● Problem requirements
Search the material below for the word "courts". Copy every line that has it.

*** Listed entries ***

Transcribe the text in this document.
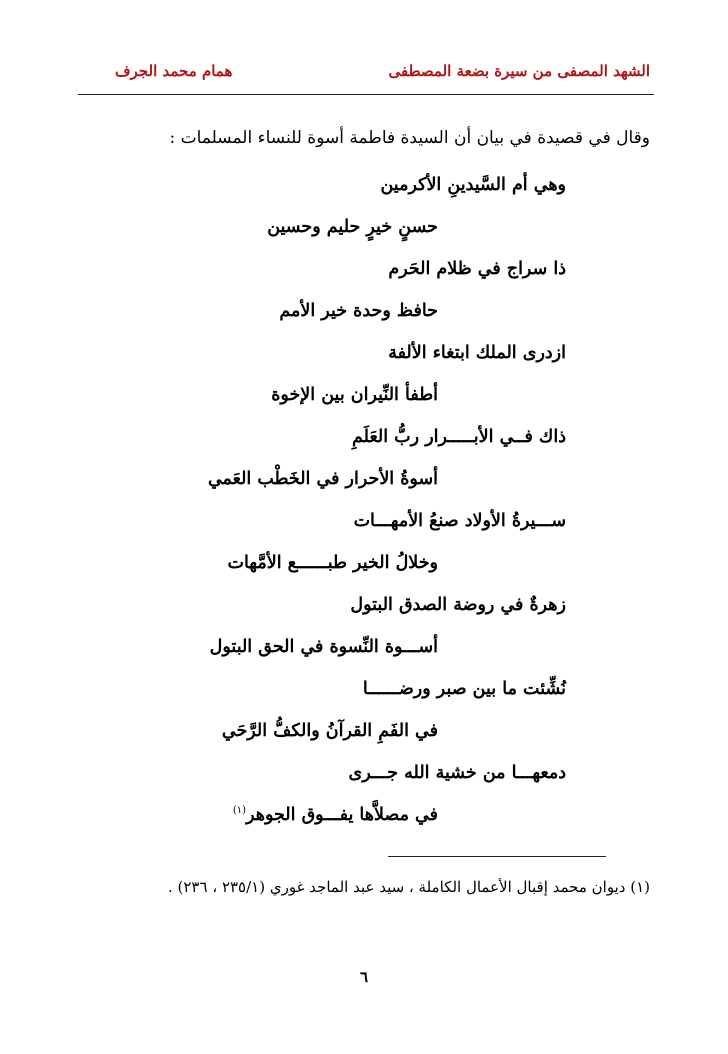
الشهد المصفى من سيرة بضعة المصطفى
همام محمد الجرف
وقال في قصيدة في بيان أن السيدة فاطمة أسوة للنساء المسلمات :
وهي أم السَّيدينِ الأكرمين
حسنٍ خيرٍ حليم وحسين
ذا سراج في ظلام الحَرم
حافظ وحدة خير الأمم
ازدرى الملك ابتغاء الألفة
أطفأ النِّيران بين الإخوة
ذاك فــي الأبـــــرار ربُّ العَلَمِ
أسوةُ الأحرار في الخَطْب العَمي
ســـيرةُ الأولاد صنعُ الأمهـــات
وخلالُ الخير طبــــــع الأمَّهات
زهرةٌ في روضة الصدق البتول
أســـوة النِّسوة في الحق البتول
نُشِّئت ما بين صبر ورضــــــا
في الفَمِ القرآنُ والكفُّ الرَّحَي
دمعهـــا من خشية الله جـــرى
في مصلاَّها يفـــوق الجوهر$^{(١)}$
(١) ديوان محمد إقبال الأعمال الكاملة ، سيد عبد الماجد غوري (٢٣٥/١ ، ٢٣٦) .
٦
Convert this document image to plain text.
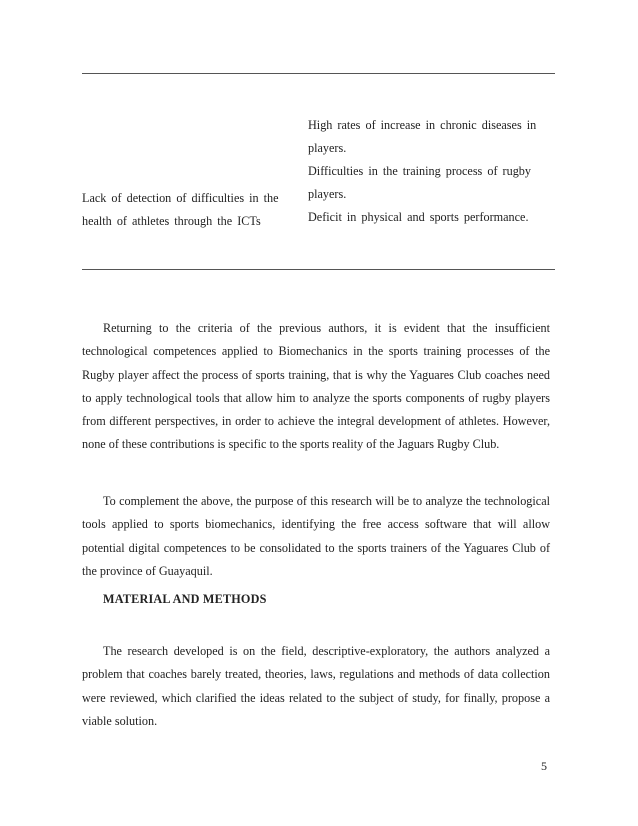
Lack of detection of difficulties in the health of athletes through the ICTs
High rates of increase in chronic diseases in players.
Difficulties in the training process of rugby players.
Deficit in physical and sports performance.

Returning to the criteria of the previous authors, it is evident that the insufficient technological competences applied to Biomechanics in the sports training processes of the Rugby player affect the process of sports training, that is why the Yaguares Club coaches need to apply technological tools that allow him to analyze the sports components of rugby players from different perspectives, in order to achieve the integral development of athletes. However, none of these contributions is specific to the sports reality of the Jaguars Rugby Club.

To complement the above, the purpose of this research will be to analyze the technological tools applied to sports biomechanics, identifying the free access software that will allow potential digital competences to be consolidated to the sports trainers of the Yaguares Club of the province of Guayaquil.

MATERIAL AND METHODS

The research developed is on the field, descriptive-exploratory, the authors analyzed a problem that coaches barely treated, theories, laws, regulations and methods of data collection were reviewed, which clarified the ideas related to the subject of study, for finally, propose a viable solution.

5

***
*** Listed entries ***

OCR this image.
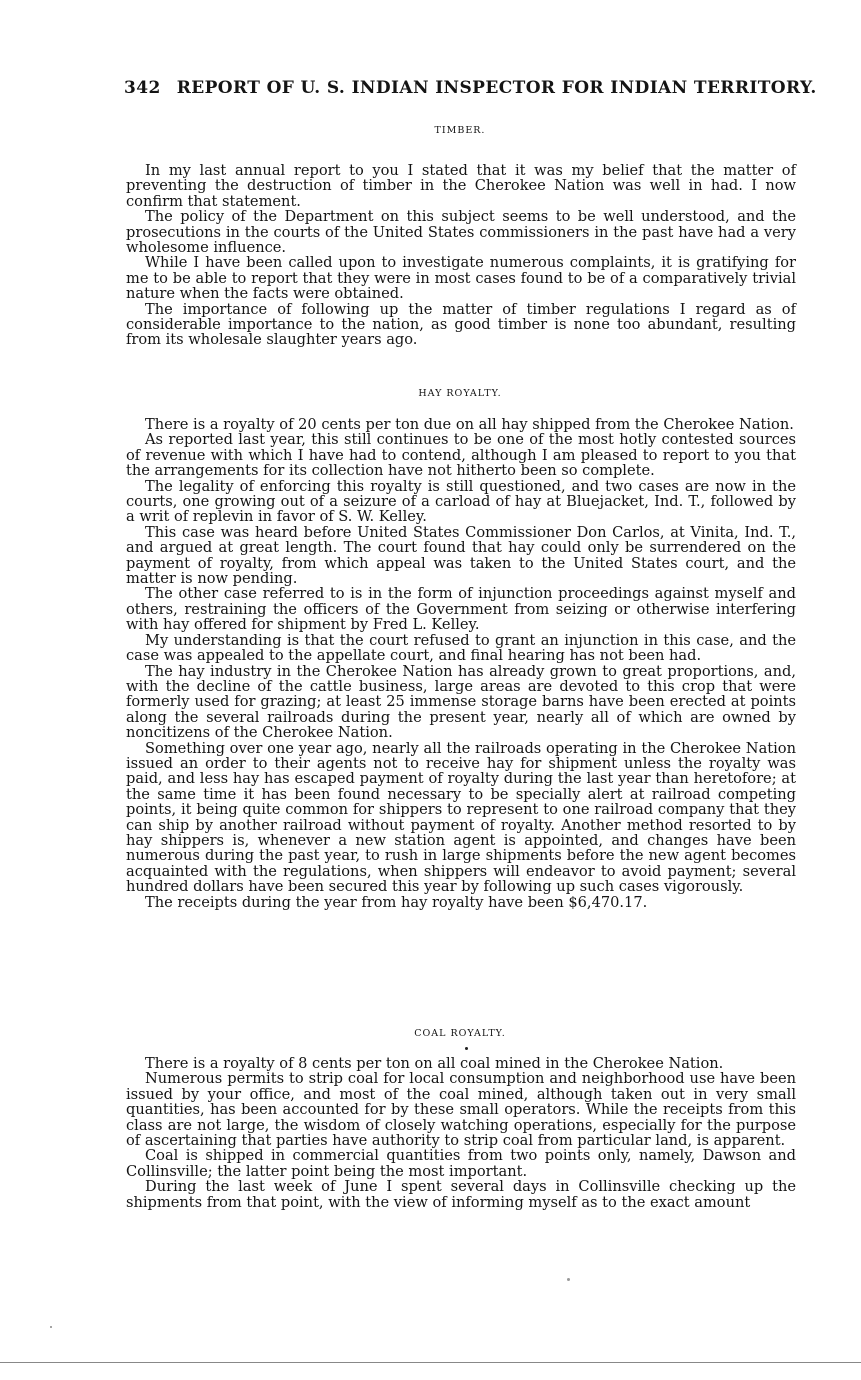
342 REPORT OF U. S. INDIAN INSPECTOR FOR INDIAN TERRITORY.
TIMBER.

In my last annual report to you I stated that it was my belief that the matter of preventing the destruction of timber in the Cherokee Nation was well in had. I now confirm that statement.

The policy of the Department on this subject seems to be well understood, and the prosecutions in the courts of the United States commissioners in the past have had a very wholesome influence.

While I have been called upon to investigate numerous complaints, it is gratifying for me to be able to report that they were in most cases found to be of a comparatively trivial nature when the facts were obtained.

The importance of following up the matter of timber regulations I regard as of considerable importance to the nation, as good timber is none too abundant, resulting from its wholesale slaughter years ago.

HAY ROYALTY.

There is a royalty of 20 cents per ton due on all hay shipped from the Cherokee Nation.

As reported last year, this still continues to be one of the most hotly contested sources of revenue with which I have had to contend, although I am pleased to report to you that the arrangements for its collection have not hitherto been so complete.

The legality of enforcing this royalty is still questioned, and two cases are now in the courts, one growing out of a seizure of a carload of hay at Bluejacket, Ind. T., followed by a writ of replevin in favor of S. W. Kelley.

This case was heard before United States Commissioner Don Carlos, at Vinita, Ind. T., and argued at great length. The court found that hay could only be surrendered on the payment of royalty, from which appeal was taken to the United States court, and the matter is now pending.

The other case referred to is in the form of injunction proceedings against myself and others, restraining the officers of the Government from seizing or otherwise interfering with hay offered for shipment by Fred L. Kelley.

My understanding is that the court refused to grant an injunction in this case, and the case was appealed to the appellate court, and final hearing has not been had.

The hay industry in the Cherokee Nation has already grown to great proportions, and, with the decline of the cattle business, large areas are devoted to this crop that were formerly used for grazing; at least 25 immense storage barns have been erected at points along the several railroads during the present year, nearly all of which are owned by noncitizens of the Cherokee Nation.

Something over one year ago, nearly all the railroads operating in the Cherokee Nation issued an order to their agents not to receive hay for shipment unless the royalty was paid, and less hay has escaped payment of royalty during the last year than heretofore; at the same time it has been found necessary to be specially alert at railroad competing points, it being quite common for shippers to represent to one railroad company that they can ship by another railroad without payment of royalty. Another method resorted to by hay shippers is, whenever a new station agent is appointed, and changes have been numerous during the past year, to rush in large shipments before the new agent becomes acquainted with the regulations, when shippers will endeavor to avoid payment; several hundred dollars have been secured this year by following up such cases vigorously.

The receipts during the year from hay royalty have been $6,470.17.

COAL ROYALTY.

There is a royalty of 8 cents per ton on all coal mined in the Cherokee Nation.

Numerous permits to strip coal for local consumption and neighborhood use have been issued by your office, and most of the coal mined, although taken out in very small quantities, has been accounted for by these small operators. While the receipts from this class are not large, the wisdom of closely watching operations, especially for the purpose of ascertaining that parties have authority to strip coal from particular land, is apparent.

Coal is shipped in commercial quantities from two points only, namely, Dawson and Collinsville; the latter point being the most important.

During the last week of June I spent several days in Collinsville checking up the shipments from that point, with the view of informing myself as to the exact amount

***
*** Listed entries ***

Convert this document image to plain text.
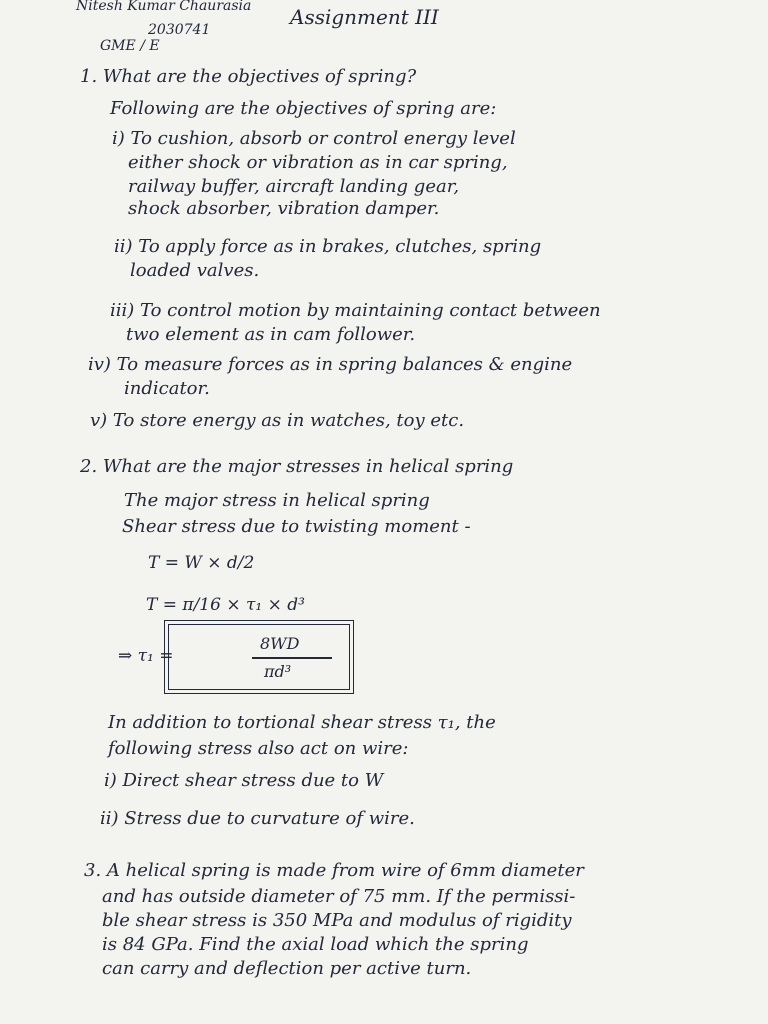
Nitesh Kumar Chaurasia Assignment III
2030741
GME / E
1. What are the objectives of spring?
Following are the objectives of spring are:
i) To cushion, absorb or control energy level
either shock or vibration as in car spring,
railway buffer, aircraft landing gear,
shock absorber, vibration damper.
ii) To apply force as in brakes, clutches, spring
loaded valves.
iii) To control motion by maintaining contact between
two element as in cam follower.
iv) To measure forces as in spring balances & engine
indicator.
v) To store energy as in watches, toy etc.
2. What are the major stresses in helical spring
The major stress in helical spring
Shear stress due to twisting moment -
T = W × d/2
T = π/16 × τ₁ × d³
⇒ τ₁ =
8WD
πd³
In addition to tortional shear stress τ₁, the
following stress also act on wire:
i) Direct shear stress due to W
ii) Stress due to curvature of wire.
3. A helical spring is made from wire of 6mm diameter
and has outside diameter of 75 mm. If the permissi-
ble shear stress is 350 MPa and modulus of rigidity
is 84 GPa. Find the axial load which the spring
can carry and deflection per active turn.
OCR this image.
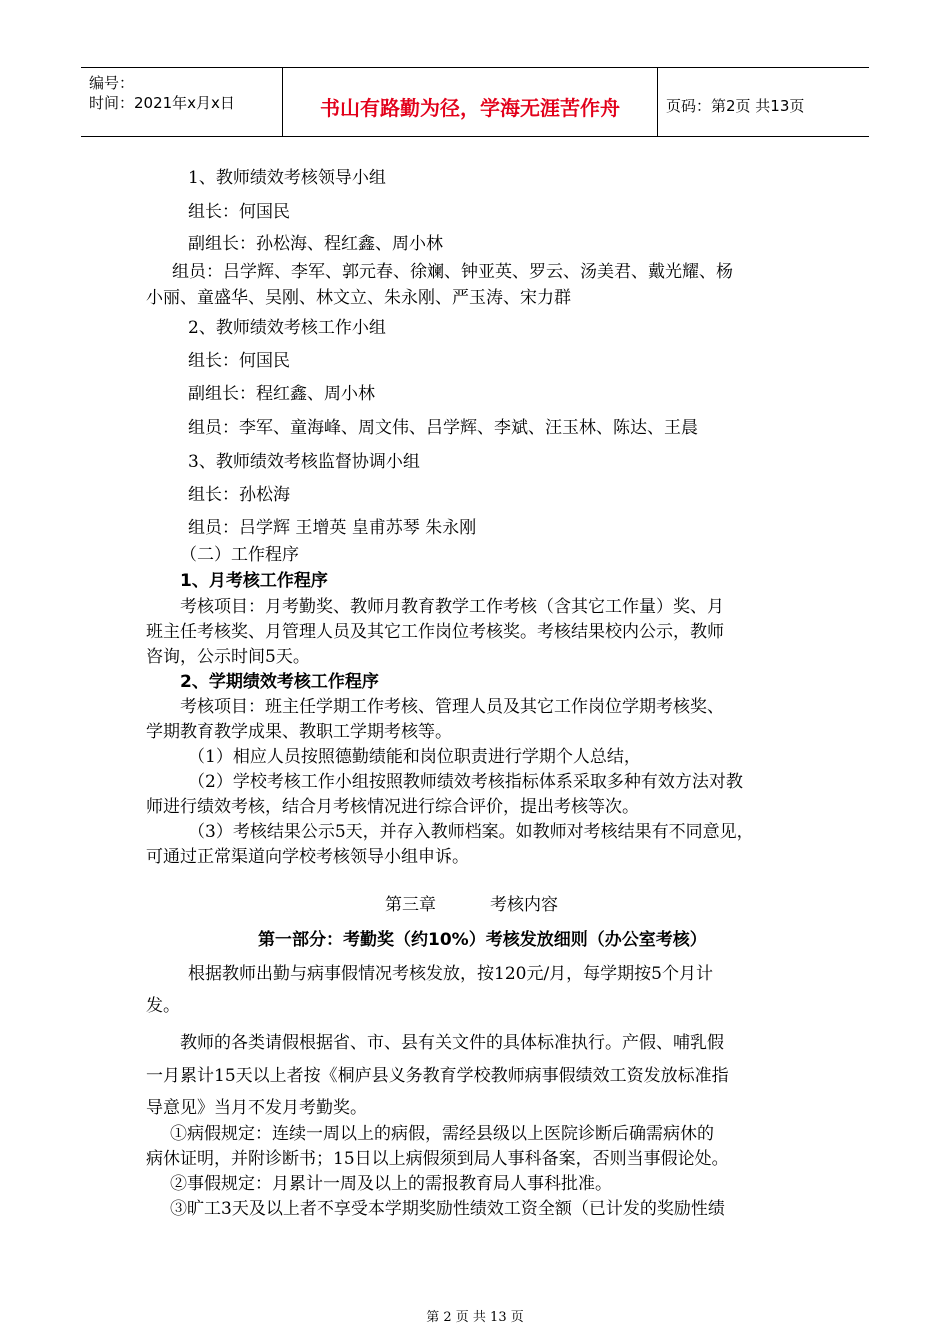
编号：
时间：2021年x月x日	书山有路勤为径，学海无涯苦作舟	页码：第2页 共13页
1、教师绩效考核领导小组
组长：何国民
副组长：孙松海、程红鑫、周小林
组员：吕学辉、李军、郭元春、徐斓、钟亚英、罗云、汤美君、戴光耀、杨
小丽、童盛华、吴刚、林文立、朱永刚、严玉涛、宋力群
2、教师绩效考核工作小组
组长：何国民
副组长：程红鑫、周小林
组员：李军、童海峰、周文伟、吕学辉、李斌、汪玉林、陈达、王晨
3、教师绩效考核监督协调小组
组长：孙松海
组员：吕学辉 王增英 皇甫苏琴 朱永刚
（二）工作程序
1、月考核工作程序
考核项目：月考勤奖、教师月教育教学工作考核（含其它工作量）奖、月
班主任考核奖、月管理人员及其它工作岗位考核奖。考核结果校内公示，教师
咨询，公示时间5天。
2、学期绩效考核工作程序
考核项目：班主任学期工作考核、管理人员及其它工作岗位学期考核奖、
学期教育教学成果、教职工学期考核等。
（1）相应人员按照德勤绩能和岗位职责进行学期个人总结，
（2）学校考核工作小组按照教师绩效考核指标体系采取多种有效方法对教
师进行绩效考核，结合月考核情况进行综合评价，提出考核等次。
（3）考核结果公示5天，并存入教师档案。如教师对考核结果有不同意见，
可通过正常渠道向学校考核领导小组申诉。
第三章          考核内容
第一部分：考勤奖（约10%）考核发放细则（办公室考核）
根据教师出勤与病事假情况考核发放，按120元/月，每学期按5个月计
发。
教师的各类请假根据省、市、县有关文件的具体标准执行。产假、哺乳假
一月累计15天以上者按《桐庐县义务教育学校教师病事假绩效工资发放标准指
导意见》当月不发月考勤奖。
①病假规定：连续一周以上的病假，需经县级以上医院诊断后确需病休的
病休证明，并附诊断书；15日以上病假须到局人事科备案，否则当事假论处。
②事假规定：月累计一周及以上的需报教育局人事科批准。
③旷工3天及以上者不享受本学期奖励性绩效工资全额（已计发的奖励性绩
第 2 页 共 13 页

***

● Answer to this problem
The policy of the Department on this subject seems to be well understood, and the prosecutions in the courts of the United States commissioners in the past have had a very wholesome influence.
The legality of enforcing this royalty is still questioned, and two cases are now in the courts, one growing out of a seizure of a carload of hay at Bluejacket, Ind. T., followed by a writ of replevin in favor of S. W. Kelley.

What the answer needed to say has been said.